Stated goal: Reproduce every line of the material below verbatim, leaving out the pictures.

** start Task input **

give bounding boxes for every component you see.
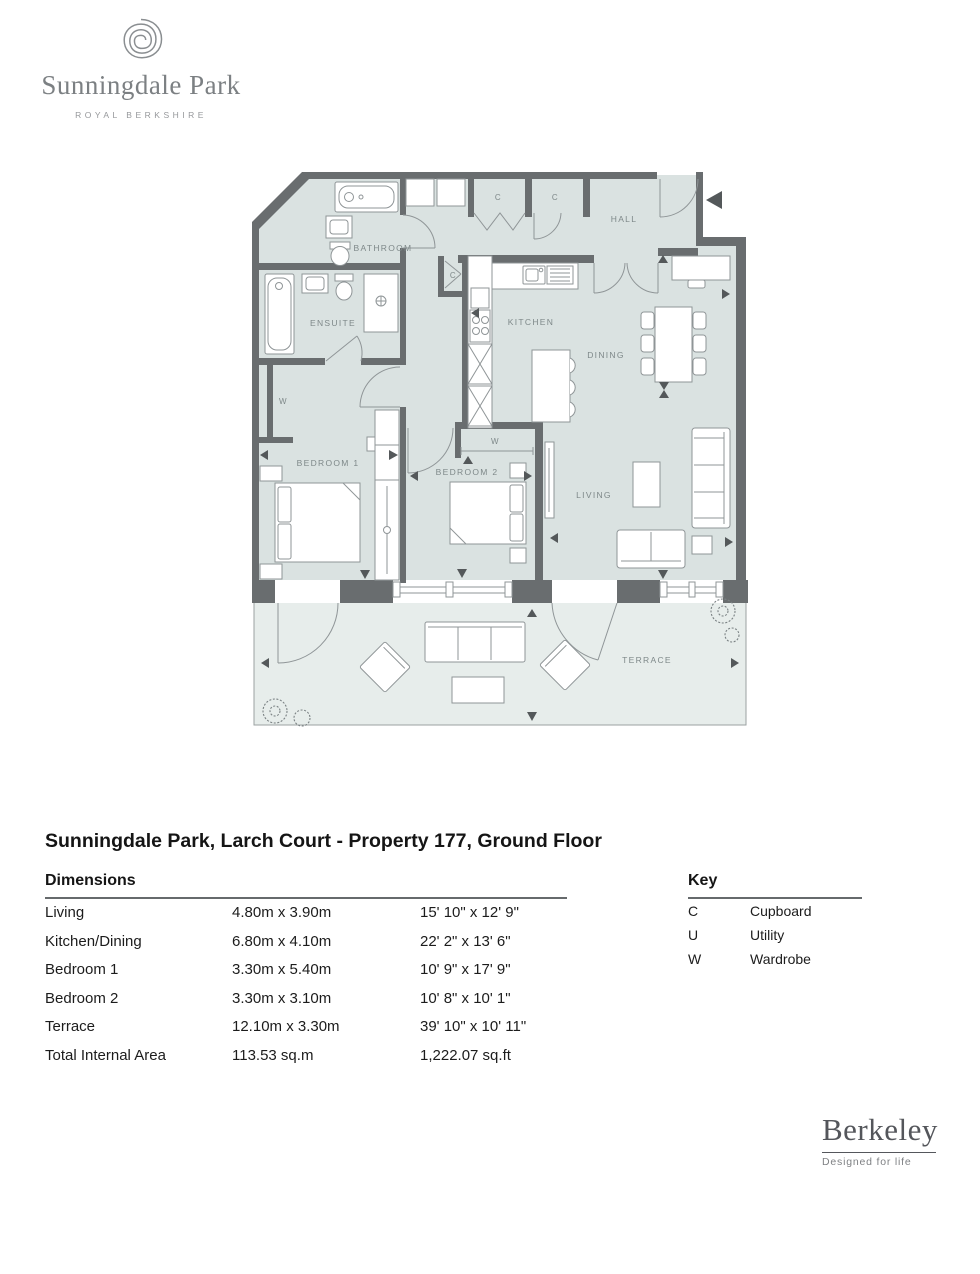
metric-size: 3.30m x 5.40m xyxy=(232,961,332,978)
dimensions-section xyxy=(45,872,567,1070)
symbol-cupboard-3: C xyxy=(449,271,457,280)
room-name: Bedroom 2 xyxy=(45,989,119,1007)
imperial-size: 10' 9" x 17' 9" xyxy=(420,961,511,978)
symbol-wardrobe-2: W xyxy=(490,437,500,446)
symbol-wardrobe-1: W xyxy=(278,397,288,406)
label-dining: DINING xyxy=(587,350,625,360)
dimension-row xyxy=(45,928,567,957)
dimension-row xyxy=(45,899,567,928)
developer-logo xyxy=(822,1112,952,1168)
developer-tagline: Designed for life xyxy=(822,1156,912,1168)
dimension-row xyxy=(45,1042,567,1071)
dimension-row xyxy=(45,1013,567,1042)
room-name: Total Internal Area xyxy=(45,1046,166,1064)
imperial-size: 1,222.07 sq.ft xyxy=(420,1046,511,1064)
terrace-band xyxy=(252,580,746,603)
label-bathroom: BATHROOM xyxy=(353,243,413,253)
brand-tagline: ROYAL BERKSHIRE xyxy=(75,110,207,120)
page-title: Sunningdale Park, Larch Court - Property 177, Ground Floor xyxy=(45,830,602,852)
imperial-size: 39' 10" x 10' 11" xyxy=(420,1018,527,1035)
imperial-size: 22' 2" x 13' 6" xyxy=(420,932,511,950)
room-name: Kitchen/Dining xyxy=(45,932,142,950)
brand-name: Sunningdale Park xyxy=(41,70,241,100)
label-hall: HALL xyxy=(610,214,638,224)
label-kitchen: KITCHEN xyxy=(507,317,555,327)
dimension-row xyxy=(45,956,567,985)
symbol-cupboard-2: C xyxy=(551,193,559,202)
metric-size: 6.80m x 4.10m xyxy=(232,932,332,950)
key-row xyxy=(688,899,862,923)
metric-size: 12.10m x 3.30m xyxy=(232,1018,340,1035)
label-ensuite: ENSUITE xyxy=(310,318,356,328)
key-symbol: U xyxy=(688,927,699,943)
room-name: Bedroom 1 xyxy=(45,961,119,978)
imperial-size: 10' 8" x 10' 1" xyxy=(420,989,511,1007)
developer-rule xyxy=(822,1152,936,1153)
key-label: Cupboard xyxy=(750,903,812,919)
dimension-row xyxy=(45,985,567,1014)
metric-size: 113.53 sq.m xyxy=(232,1046,314,1064)
imperial-size: 15' 10" x 12' 9" xyxy=(420,904,519,921)
metric-size: 3.30m x 3.10m xyxy=(232,989,332,1007)
developer-name: Berkeley xyxy=(822,1112,938,1147)
label-bedroom2: BEDROOM 2 xyxy=(435,467,499,477)
room-name: Living xyxy=(45,904,85,921)
label-bedroom1: BEDROOM 1 xyxy=(296,458,360,468)
rose-spiral-icon xyxy=(113,12,169,68)
label-living: LIVING xyxy=(576,490,612,500)
key-section xyxy=(688,872,862,971)
key-heading: Key xyxy=(688,872,862,899)
key-label: Wardrobe xyxy=(750,951,811,967)
key-symbol: C xyxy=(688,903,699,919)
dimensions-heading: Dimensions xyxy=(45,872,567,899)
label-terrace: TERRACE xyxy=(622,655,672,665)
key-row xyxy=(688,923,862,947)
metric-size: 4.80m x 3.90m xyxy=(232,904,332,921)
floor-plan xyxy=(240,160,760,760)
brand-block xyxy=(36,12,246,120)
key-row xyxy=(688,947,862,971)
room-name: Terrace xyxy=(45,1018,96,1035)
key-label: Utility xyxy=(750,927,785,943)
dining-furniture xyxy=(641,307,706,382)
key-symbol: W xyxy=(688,951,702,967)
symbol-cupboard-1: C xyxy=(494,193,502,202)
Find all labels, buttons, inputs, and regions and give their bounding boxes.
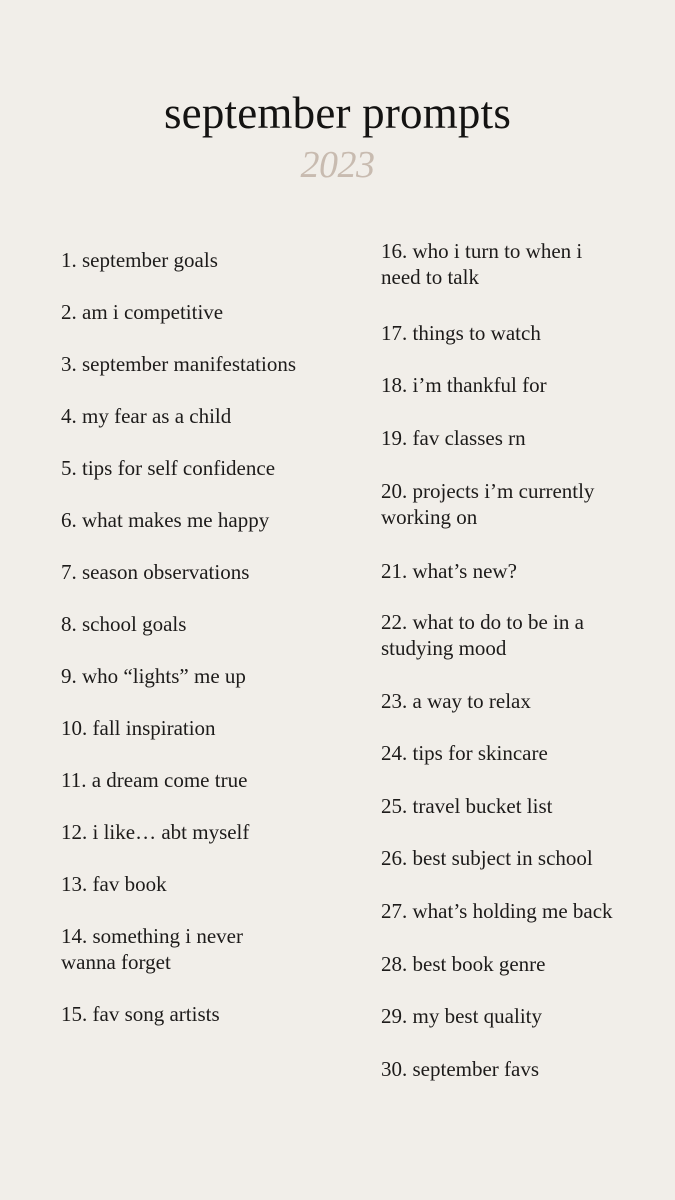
prompt-item-22: 22. what to do to be in a studying mood [381, 610, 584, 660]
prompt-item-26: 26. best subject in school [381, 846, 593, 870]
year-subtitle: 2023 [300, 144, 375, 186]
prompt-item-27: 27. what’s holding me back [381, 899, 613, 923]
prompt-item-7: 7. season observations [61, 560, 250, 584]
prompt-item-13: 13. fav book [61, 872, 167, 896]
prompt-item-30: 30. september favs [381, 1057, 540, 1081]
prompt-item-11: 11. a dream come true [61, 768, 248, 792]
prompt-item-4: 4. my fear as a child [61, 404, 232, 428]
prompt-item-3: 3. september manifestations [61, 352, 297, 376]
prompt-item-16: 16. who i turn to when i need to talk [381, 239, 583, 289]
prompt-item-20: 20. projects i’m currently working on [381, 479, 595, 529]
prompt-item-5: 5. tips for self confidence [61, 456, 276, 480]
prompt-item-2: 2. am i competitive [61, 300, 224, 324]
prompt-item-8: 8. school goals [61, 612, 187, 636]
prompt-item-29: 29. my best quality [381, 1004, 542, 1028]
prompt-item-12: 12. i like… abt myself [61, 820, 250, 844]
prompt-item-18: 18. i’m thankful for [381, 373, 547, 397]
prompt-item-14: 14. something i never wanna forget [61, 924, 243, 974]
prompt-item-10: 10. fall inspiration [61, 716, 216, 740]
prompt-item-23: 23. a way to relax [381, 689, 531, 713]
prompt-item-21: 21. what’s new? [381, 559, 517, 583]
prompt-item-6: 6. what makes me happy [61, 508, 270, 532]
prompt-item-25: 25. travel bucket list [381, 794, 553, 818]
prompt-item-9: 9. who “lights” me up [61, 664, 246, 688]
prompt-item-1: 1. september goals [61, 248, 218, 272]
page-title: september prompts [163, 88, 512, 138]
prompt-item-28: 28. best book genre [381, 952, 546, 976]
prompt-item-19: 19. fav classes rn [381, 426, 526, 450]
prompt-item-15: 15. fav song artists [61, 1002, 220, 1026]
prompt-item-24: 24. tips for skincare [381, 741, 548, 765]
prompt-item-17: 17. things to watch [381, 321, 541, 345]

** end Task input **

Final answer:
give bounding boxes for every component you see.
metric-size: 3.30m x 5.40m xyxy=(232,961,332,978)
dimensions-section xyxy=(45,872,567,1070)
symbol-cupboard-3: C xyxy=(449,271,457,280)
room-name: Bedroom 2 xyxy=(45,989,119,1007)
imperial-size: 10' 9" x 17' 9" xyxy=(420,961,511,978)
symbol-wardrobe-2: W xyxy=(490,437,500,446)
symbol-wardrobe-1: W xyxy=(278,397,288,406)
label-dining: DINING xyxy=(587,350,625,360)
dimension-row xyxy=(45,928,567,957)
dimension-row xyxy=(45,899,567,928)
developer-logo xyxy=(822,1112,952,1168)
developer-tagline: Designed for life xyxy=(822,1156,912,1168)
dimension-row xyxy=(45,1042,567,1071)
dimension-row xyxy=(45,1013,567,1042)
room-name: Total Internal Area xyxy=(45,1046,166,1064)
imperial-size: 1,222.07 sq.ft xyxy=(420,1046,511,1064)
terrace-band xyxy=(252,580,746,603)
label-bathroom: BATHROOM xyxy=(353,243,413,253)
brand-tagline: ROYAL BERKSHIRE xyxy=(75,110,207,120)
page-title: Sunningdale Park, Larch Court - Property 177, Ground Floor xyxy=(45,830,602,852)
imperial-size: 39' 10" x 10' 11" xyxy=(420,1018,527,1035)
imperial-size: 22' 2" x 13' 6" xyxy=(420,932,511,950)
room-name: Kitchen/Dining xyxy=(45,932,142,950)
brand-name: Sunningdale Park xyxy=(41,70,241,100)
label-hall: HALL xyxy=(610,214,638,224)
label-kitchen: KITCHEN xyxy=(507,317,555,327)
dimension-row xyxy=(45,956,567,985)
symbol-cupboard-2: C xyxy=(551,193,559,202)
metric-size: 6.80m x 4.10m xyxy=(232,932,332,950)
key-row xyxy=(688,899,862,923)
metric-size: 12.10m x 3.30m xyxy=(232,1018,340,1035)
label-ensuite: ENSUITE xyxy=(310,318,356,328)
key-symbol: U xyxy=(688,927,699,943)
room-name: Bedroom 1 xyxy=(45,961,119,978)
imperial-size: 10' 8" x 10' 1" xyxy=(420,989,511,1007)
developer-rule xyxy=(822,1152,936,1153)
key-label: Cupboard xyxy=(750,903,812,919)
dimension-row xyxy=(45,985,567,1014)
metric-size: 113.53 sq.m xyxy=(232,1046,314,1064)
imperial-size: 15' 10" x 12' 9" xyxy=(420,904,519,921)
metric-size: 3.30m x 3.10m xyxy=(232,989,332,1007)
developer-name: Berkeley xyxy=(822,1112,938,1147)
label-bedroom2: BEDROOM 2 xyxy=(435,467,499,477)
room-name: Living xyxy=(45,904,85,921)
label-bedroom1: BEDROOM 1 xyxy=(296,458,360,468)
rose-spiral-icon xyxy=(113,12,169,68)
label-living: LIVING xyxy=(576,490,612,500)
key-section xyxy=(688,872,862,971)
key-heading: Key xyxy=(688,872,862,899)
key-label: Wardrobe xyxy=(750,951,811,967)
key-symbol: C xyxy=(688,903,699,919)
dimensions-heading: Dimensions xyxy=(45,872,567,899)
label-terrace: TERRACE xyxy=(622,655,672,665)
key-row xyxy=(688,923,862,947)
metric-size: 4.80m x 3.90m xyxy=(232,904,332,921)
floor-plan xyxy=(240,160,760,760)
brand-block xyxy=(36,12,246,120)
key-row xyxy=(688,947,862,971)
room-name: Terrace xyxy=(45,1018,96,1035)
key-label: Utility xyxy=(750,927,785,943)
dining-furniture xyxy=(641,307,706,382)
key-symbol: W xyxy=(688,951,702,967)
symbol-cupboard-1: C xyxy=(494,193,502,202)
Find all labels, buttons, inputs, and regions and give their bounding boxes.
prompt-item-22: 22. what to do to be in a studying mood [381, 610, 584, 660]
prompt-item-26: 26. best subject in school [381, 846, 593, 870]
year-subtitle: 2023 [300, 144, 375, 186]
prompt-item-27: 27. what’s holding me back [381, 899, 613, 923]
prompt-item-7: 7. season observations [61, 560, 250, 584]
prompt-item-13: 13. fav book [61, 872, 167, 896]
prompt-item-30: 30. september favs [381, 1057, 540, 1081]
prompt-item-11: 11. a dream come true [61, 768, 248, 792]
prompt-item-4: 4. my fear as a child [61, 404, 232, 428]
prompt-item-3: 3. september manifestations [61, 352, 297, 376]
prompt-item-16: 16. who i turn to when i need to talk [381, 239, 583, 289]
prompt-item-20: 20. projects i’m currently working on [381, 479, 595, 529]
prompt-item-5: 5. tips for self confidence [61, 456, 276, 480]
prompt-item-2: 2. am i competitive [61, 300, 224, 324]
prompt-item-8: 8. school goals [61, 612, 187, 636]
prompt-item-29: 29. my best quality [381, 1004, 542, 1028]
prompt-item-12: 12. i like… abt myself [61, 820, 250, 844]
prompt-item-18: 18. i’m thankful for [381, 373, 547, 397]
prompt-item-14: 14. something i never wanna forget [61, 924, 243, 974]
prompt-item-10: 10. fall inspiration [61, 716, 216, 740]
prompt-item-23: 23. a way to relax [381, 689, 531, 713]
prompt-item-21: 21. what’s new? [381, 559, 517, 583]
prompt-item-6: 6. what makes me happy [61, 508, 270, 532]
prompt-item-25: 25. travel bucket list [381, 794, 553, 818]
prompt-item-9: 9. who “lights” me up [61, 664, 246, 688]
prompt-item-1: 1. september goals [61, 248, 218, 272]
page-title: september prompts [163, 88, 512, 138]
prompt-item-28: 28. best book genre [381, 952, 546, 976]
prompt-item-19: 19. fav classes rn [381, 426, 526, 450]
prompt-item-15: 15. fav song artists [61, 1002, 220, 1026]
prompt-item-24: 24. tips for skincare [381, 741, 548, 765]
prompt-item-17: 17. things to watch [381, 321, 541, 345]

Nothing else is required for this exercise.